§ DO THIS
Reproduce all the lines below exactly and omit the images.

[Begin]

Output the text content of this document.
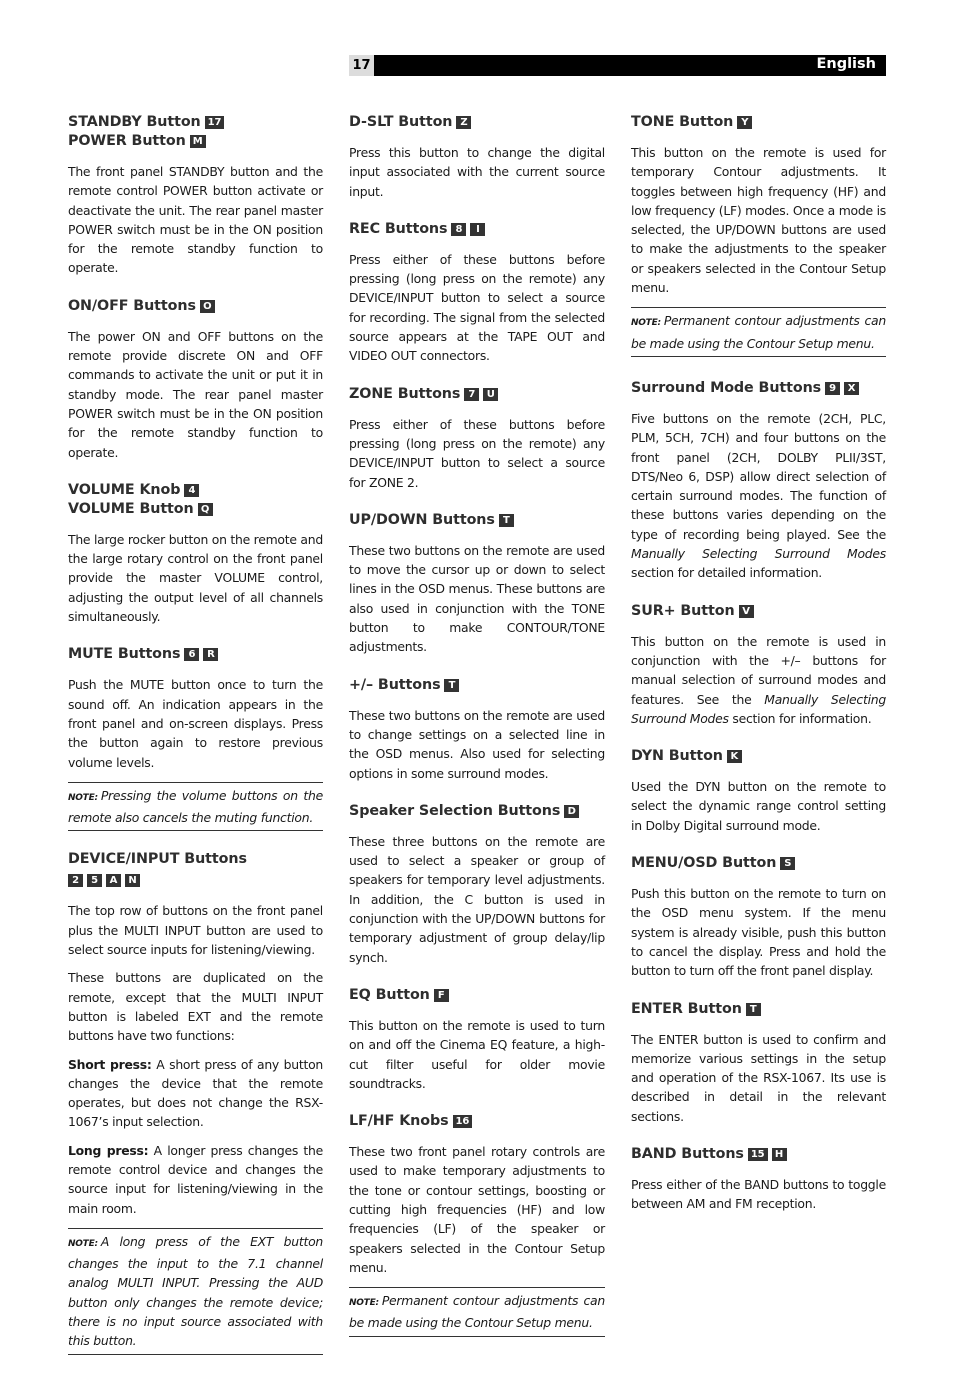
17	English
STANDBY Button 17
POWER Button M

The front panel STANDBY button and the remote control POWER button activate or deactivate the unit. The rear panel master POWER switch must be in the ON position for the remote standby function to operate.

ON/OFF Buttons O

The power ON and OFF buttons on the remote provide discrete ON and OFF commands to activate the unit or put it in standby mode. The rear panel master POWER switch must be in the ON position for the remote standby function to operate.

VOLUME Knob 4
VOLUME Button Q

The large rocker button on the remote and the large rotary control on the front panel provide the master VOLUME control, adjusting the output level of all channels simultaneously.

MUTE Buttons 6 R

Push the MUTE button once to turn the sound off. An indication appears in the front panel and on-screen displays. Press the button again to restore previous volume levels.

NOTE: Pressing the volume buttons on the remote also cancels the muting function.
DEVICE/INPUT Buttons
2 5 A N

The top row of buttons on the front panel plus the MULTI INPUT button are used to select source inputs for listening/viewing.

These buttons are duplicated on the remote, except that the MULTI INPUT button is labeled EXT and the remote buttons have two functions:

Short press: A short press of any button changes the device that the remote operates, but does not change the RSX-1067’s input selection.

Long press: A longer press changes the remote control device and changes the source input for listening/viewing in the main room.

NOTE: A long press of the EXT button changes the input to the 7.1 channel analog MULTI INPUT. Pressing the AUD button only changes the remote device; there is no input source associated with this button.
D-SLT Button Z

Press this button to change the digital input associated with the current source input.

REC Buttons 8 I

Press either of these buttons before pressing (long press on the remote) any DEVICE/INPUT button to select a source for recording. The signal from the selected source appears at the TAPE OUT and VIDEO OUT connectors.

ZONE Buttons 7 U

Press either of these buttons before pressing (long press on the remote) any DEVICE/INPUT button to select a source for ZONE 2.

UP/DOWN Buttons T

These two buttons on the remote are used to move the cursor up or down to select lines in the OSD menus. These buttons are also used in conjunction with the TONE button to make CONTOUR/TONE adjustments.

+/– Buttons T

These two buttons on the remote are used to change settings on a selected line in the OSD menus. Also used for selecting options in some surround modes.

Speaker Selection Buttons D

These three buttons on the remote are used to select a speaker or group of speakers for temporary level adjustments. In addition, the C button is used in conjunction with the UP/DOWN buttons for temporary adjustment of group delay/lip synch.

EQ Button F

This button on the remote is used to turn on and off the Cinema EQ feature, a high-cut filter useful for older movie soundtracks.

LF/HF Knobs 16

These two front panel rotary controls are used to make temporary adjustments to the tone or contour settings, boosting or cutting high frequencies (HF) and low frequencies (LF) of the speaker or speakers selected in the Contour Setup menu.

NOTE: Permanent contour adjustments can be made using the Contour Setup menu.
TONE Button Y

This button on the remote is used for temporary Contour adjustments. It toggles between high frequency (HF) and low frequency (LF) modes. Once a mode is selected, the UP/DOWN buttons are used to make the adjustments to the speaker or speakers selected in the Contour Setup menu.

NOTE: Permanent contour adjustments can be made using the Contour Setup menu.
Surround Mode Buttons 9 X

Five buttons on the remote (2CH, PLC, PLM, 5CH, 7CH) and four buttons on the front panel (2CH, DOLBY PLII/3ST, DTS/Neo 6, DSP) allow direct selection of certain surround modes. The function of these buttons varies depending on the type of recording being played. See the Manually Selecting Surround Modes section for detailed information.

SUR+ Button V

This button on the remote is used in conjunction with the +/– buttons for manual selection of surround modes and features. See the Manually Selecting Surround Modes section for information.

DYN Button K

Used the DYN button on the remote to select the dynamic range control setting in Dolby Digital surround mode.

MENU/OSD Button S

Push this button on the remote to turn on the OSD menu system. If the menu system is already visible, push this button to cancel the display. Press and hold the button to turn off the front panel display.

ENTER Button T

The ENTER button is used to confirm and memorize various settings in the setup and operation of the RSX-1067. Its use is described in detail in the relevant sections.

BAND Buttons 15 H

Press either of the BAND buttons to toggle between AM and FM reception.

[End]

§ WRITTEN SOLUTION
Output the text content of this document.
17	English
STANDBY Button 17
POWER Button M

The front panel STANDBY button and the remote control POWER button activate or deactivate the unit. The rear panel master POWER switch must be in the ON position for the remote standby function to operate.

ON/OFF Buttons O

The power ON and OFF buttons on the remote provide discrete ON and OFF commands to activate the unit or put it in standby mode. The rear panel master POWER switch must be in the ON position for the remote standby function to operate.

VOLUME Knob 4
VOLUME Button Q

The large rocker button on the remote and the large rotary control on the front panel provide the master VOLUME control, adjusting the output level of all channels simultaneously.

MUTE Buttons 6 R

Push the MUTE button once to turn the sound off. An indication appears in the front panel and on-screen displays. Press the button again to restore previous volume levels.

NOTE: Pressing the volume buttons on the remote also cancels the muting function.
DEVICE/INPUT Buttons
2 5 A N

The top row of buttons on the front panel plus the MULTI INPUT button are used to select source inputs for listening/viewing.

These buttons are duplicated on the remote, except that the MULTI INPUT button is labeled EXT and the remote buttons have two functions:

Short press: A short press of any button changes the device that the remote operates, but does not change the RSX-1067’s input selection.

Long press: A longer press changes the remote control device and changes the source input for listening/viewing in the main room.

NOTE: A long press of the EXT button changes the input to the 7.1 channel analog MULTI INPUT. Pressing the AUD button only changes the remote device; there is no input source associated with this button.
D-SLT Button Z

Press this button to change the digital input associated with the current source input.

REC Buttons 8 I

Press either of these buttons before pressing (long press on the remote) any DEVICE/INPUT button to select a source for recording. The signal from the selected source appears at the TAPE OUT and VIDEO OUT connectors.

ZONE Buttons 7 U

Press either of these buttons before pressing (long press on the remote) any DEVICE/INPUT button to select a source for ZONE 2.

UP/DOWN Buttons T

These two buttons on the remote are used to move the cursor up or down to select lines in the OSD menus. These buttons are also used in conjunction with the TONE button to make CONTOUR/TONE adjustments.

+/– Buttons T

These two buttons on the remote are used to change settings on a selected line in the OSD menus. Also used for selecting options in some surround modes.

Speaker Selection Buttons D

These three buttons on the remote are used to select a speaker or group of speakers for temporary level adjustments. In addition, the C button is used in conjunction with the UP/DOWN buttons for temporary adjustment of group delay/lip synch.

EQ Button F

This button on the remote is used to turn on and off the Cinema EQ feature, a high-cut filter useful for older movie soundtracks.

LF/HF Knobs 16

These two front panel rotary controls are used to make temporary adjustments to the tone or contour settings, boosting or cutting high frequencies (HF) and low frequencies (LF) of the speaker or speakers selected in the Contour Setup menu.

NOTE: Permanent contour adjustments can be made using the Contour Setup menu.
TONE Button Y

This button on the remote is used for temporary Contour adjustments. It toggles between high frequency (HF) and low frequency (LF) modes. Once a mode is selected, the UP/DOWN buttons are used to make the adjustments to the speaker or speakers selected in the Contour Setup menu.

NOTE: Permanent contour adjustments can be made using the Contour Setup menu.
Surround Mode Buttons 9 X

Five buttons on the remote (2CH, PLC, PLM, 5CH, 7CH) and four buttons on the front panel (2CH, DOLBY PLII/3ST, DTS/Neo 6, DSP) allow direct selection of certain surround modes. The function of these buttons varies depending on the type of recording being played. See the Manually Selecting Surround Modes section for detailed information.

SUR+ Button V

This button on the remote is used in conjunction with the +/– buttons for manual selection of surround modes and features. See the Manually Selecting Surround Modes section for information.

DYN Button K

Used the DYN button on the remote to select the dynamic range control setting in Dolby Digital surround mode.

MENU/OSD Button S

Push this button on the remote to turn on the OSD menu system. If the menu system is already visible, push this button to cancel the display. Press and hold the button to turn off the front panel display.

ENTER Button T

The ENTER button is used to confirm and memorize various settings in the setup and operation of the RSX-1067. Its use is described in detail in the relevant sections.

BAND Buttons 15 H

Press either of the BAND buttons to toggle between AM and FM reception.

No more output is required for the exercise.